== INPUT DATA ==
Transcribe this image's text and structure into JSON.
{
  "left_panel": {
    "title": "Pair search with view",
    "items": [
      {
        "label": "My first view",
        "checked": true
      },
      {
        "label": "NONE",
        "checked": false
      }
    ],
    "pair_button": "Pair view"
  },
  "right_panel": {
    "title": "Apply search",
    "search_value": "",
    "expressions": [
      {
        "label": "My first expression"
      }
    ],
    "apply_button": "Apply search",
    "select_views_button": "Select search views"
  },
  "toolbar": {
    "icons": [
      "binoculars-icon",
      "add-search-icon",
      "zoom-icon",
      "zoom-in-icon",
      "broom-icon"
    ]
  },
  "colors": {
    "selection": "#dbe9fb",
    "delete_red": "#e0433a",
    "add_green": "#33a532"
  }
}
===
→ STATED PROBLEM: In the records above, find each line with the word "label" and copy it.

→ SOLUTION FOR THIS EXERCISE:
        "label": "My first view",
        "label": "NONE",
        "label": "My first expression"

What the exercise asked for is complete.